#### Data entries
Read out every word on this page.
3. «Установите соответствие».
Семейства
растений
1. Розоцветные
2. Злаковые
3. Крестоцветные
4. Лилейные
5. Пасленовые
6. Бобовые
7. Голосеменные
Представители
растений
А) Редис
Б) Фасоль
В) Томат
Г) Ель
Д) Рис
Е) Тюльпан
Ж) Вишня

#### What is being asked
The records above should be restated word for word, please.

#### Problem solution
Read out every word on this page.
3. «Установите соответствие».
Семейства
растений
1. Розоцветные
2. Злаковые
3. Крестоцветные
4. Лилейные
5. Пасленовые
6. Бобовые
7. Голосеменные
Представители
растений
А) Редис
Б) Фасоль
В) Томат
Г) Ель
Д) Рис
Е) Тюльпан
Ж) Вишня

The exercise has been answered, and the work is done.